◆ Given request:
Copy out the data below as written; omit any images.

◆ Extracted information:
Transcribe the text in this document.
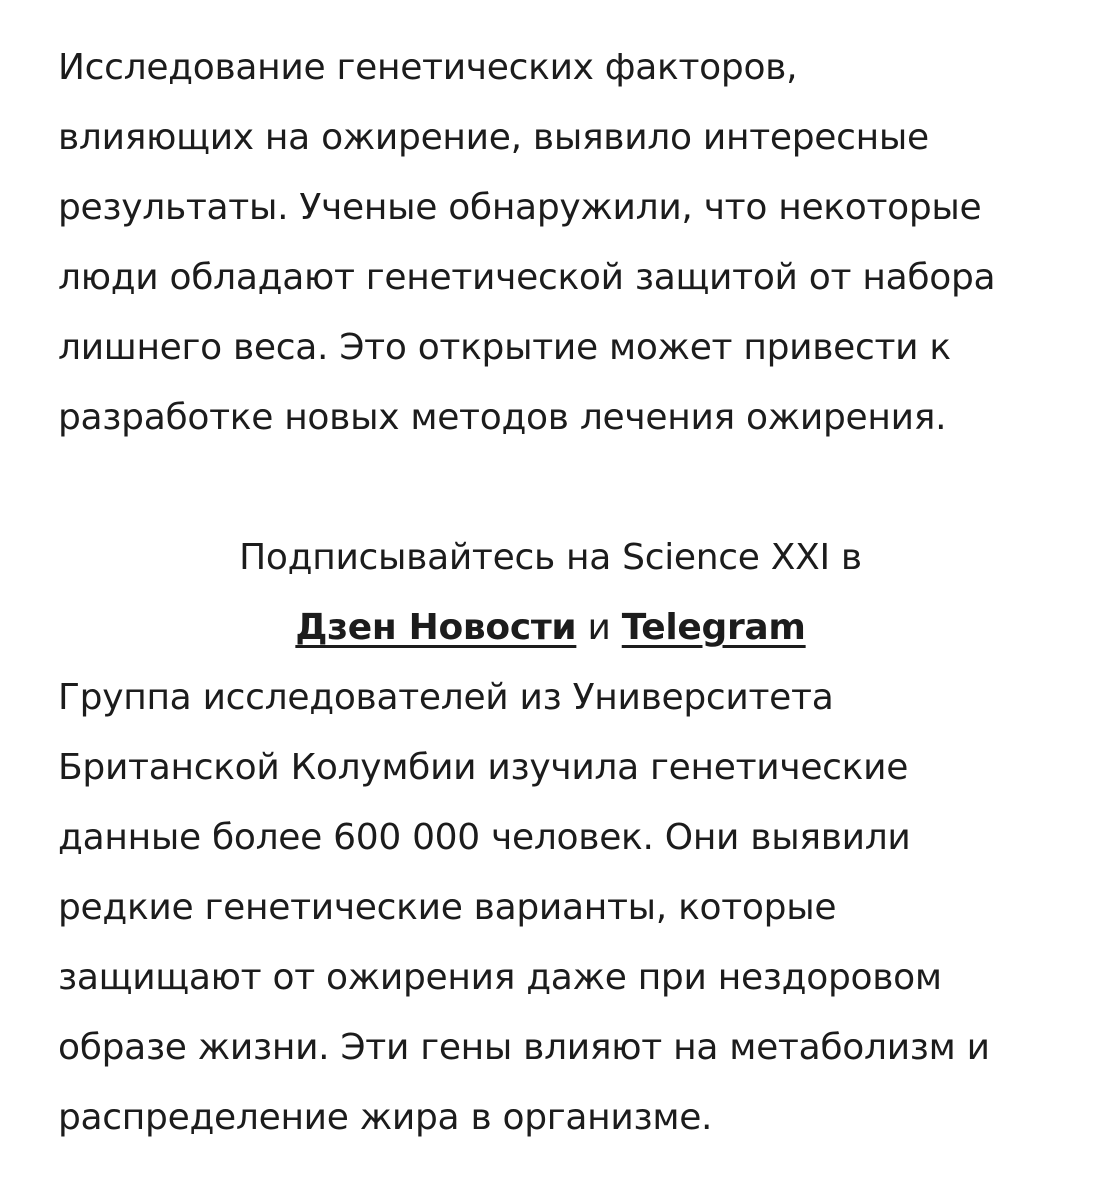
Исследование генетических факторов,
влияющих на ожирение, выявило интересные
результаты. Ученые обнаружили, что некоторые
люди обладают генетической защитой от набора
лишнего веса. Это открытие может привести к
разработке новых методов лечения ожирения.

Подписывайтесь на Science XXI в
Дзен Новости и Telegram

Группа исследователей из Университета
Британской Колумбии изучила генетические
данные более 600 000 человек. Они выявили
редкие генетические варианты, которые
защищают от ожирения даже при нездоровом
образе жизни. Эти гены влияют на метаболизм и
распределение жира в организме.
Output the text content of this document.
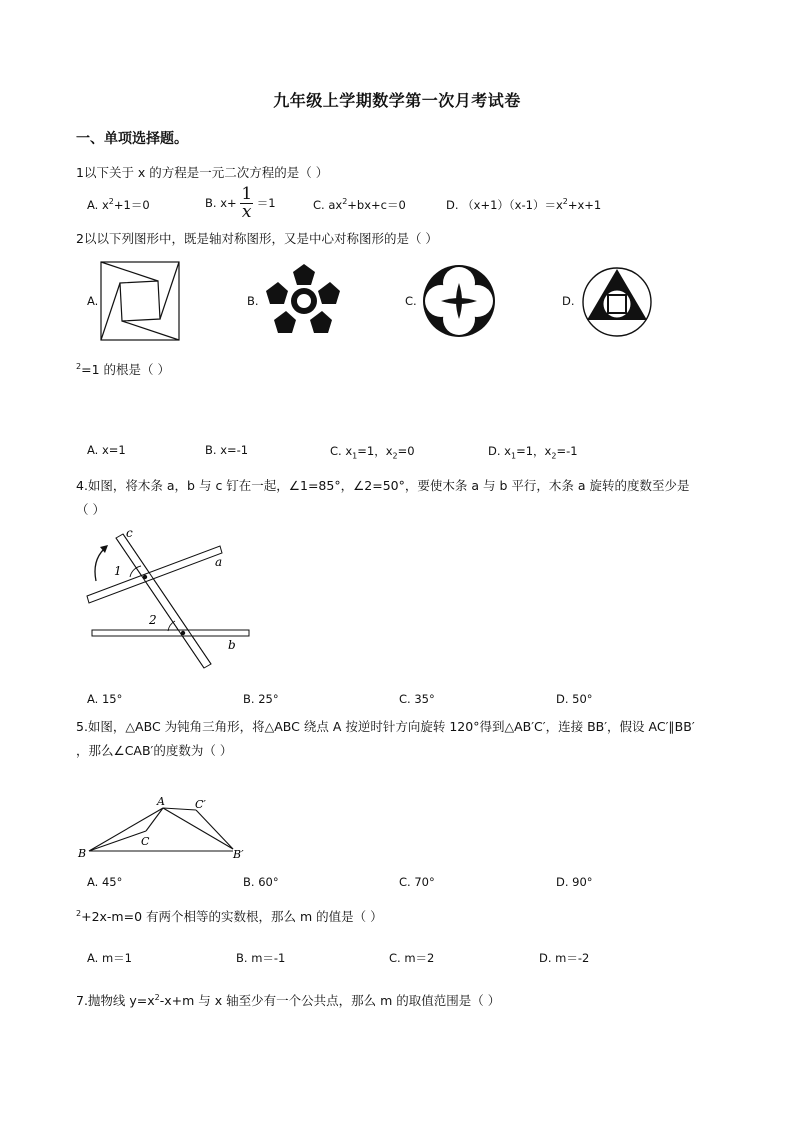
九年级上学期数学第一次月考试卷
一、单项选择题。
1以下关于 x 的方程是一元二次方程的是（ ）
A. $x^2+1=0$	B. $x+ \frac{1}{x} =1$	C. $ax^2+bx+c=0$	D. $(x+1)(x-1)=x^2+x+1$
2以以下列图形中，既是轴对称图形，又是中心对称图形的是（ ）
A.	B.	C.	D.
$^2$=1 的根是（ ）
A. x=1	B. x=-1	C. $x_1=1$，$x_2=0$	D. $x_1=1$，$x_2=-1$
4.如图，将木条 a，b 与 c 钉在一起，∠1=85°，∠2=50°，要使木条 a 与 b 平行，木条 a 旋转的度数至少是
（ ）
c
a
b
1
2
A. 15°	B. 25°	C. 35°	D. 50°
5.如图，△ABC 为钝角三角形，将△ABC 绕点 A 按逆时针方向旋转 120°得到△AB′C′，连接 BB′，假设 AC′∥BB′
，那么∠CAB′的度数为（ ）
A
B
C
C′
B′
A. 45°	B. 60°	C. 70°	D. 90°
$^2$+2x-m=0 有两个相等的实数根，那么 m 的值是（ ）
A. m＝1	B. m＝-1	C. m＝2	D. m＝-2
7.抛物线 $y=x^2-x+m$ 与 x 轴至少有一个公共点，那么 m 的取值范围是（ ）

◆ Result of this task:
Transcribe the text in this document.
Исследование генетических факторов,
влияющих на ожирение, выявило интересные
результаты. Ученые обнаружили, что некоторые
люди обладают генетической защитой от набора
лишнего веса. Это открытие может привести к
разработке новых методов лечения ожирения.

Подписывайтесь на Science XXI в
Дзен Новости и Telegram

Группа исследователей из Университета
Британской Колумбии изучила генетические
данные более 600 000 человек. Они выявили
редкие генетические варианты, которые
защищают от ожирения даже при нездоровом
образе жизни. Эти гены влияют на метаболизм и
распределение жира в организме.
Output the text content of this document.
九年级上学期数学第一次月考试卷
一、单项选择题。
1以下关于 x 的方程是一元二次方程的是（ ）
A. $x^2+1=0$	B. $x+ \frac{1}{x} =1$	C. $ax^2+bx+c=0$	D. $(x+1)(x-1)=x^2+x+1$
2以以下列图形中，既是轴对称图形，又是中心对称图形的是（ ）
A.	B.	C.	D.
$^2$=1 的根是（ ）
A. x=1	B. x=-1	C. $x_1=1$，$x_2=0$	D. $x_1=1$，$x_2=-1$
4.如图，将木条 a，b 与 c 钉在一起，∠1=85°，∠2=50°，要使木条 a 与 b 平行，木条 a 旋转的度数至少是
（ ）
c
a
b
1
2
A. 15°	B. 25°	C. 35°	D. 50°
5.如图，△ABC 为钝角三角形，将△ABC 绕点 A 按逆时针方向旋转 120°得到△AB′C′，连接 BB′，假设 AC′∥BB′
，那么∠CAB′的度数为（ ）
A
B
C
C′
B′
A. 45°	B. 60°	C. 70°	D. 90°
$^2$+2x-m=0 有两个相等的实数根，那么 m 的值是（ ）
A. m＝1	B. m＝-1	C. m＝2	D. m＝-2
7.抛物线 $y=x^2-x+m$ 与 x 轴至少有一个公共点，那么 m 的取值范围是（ ）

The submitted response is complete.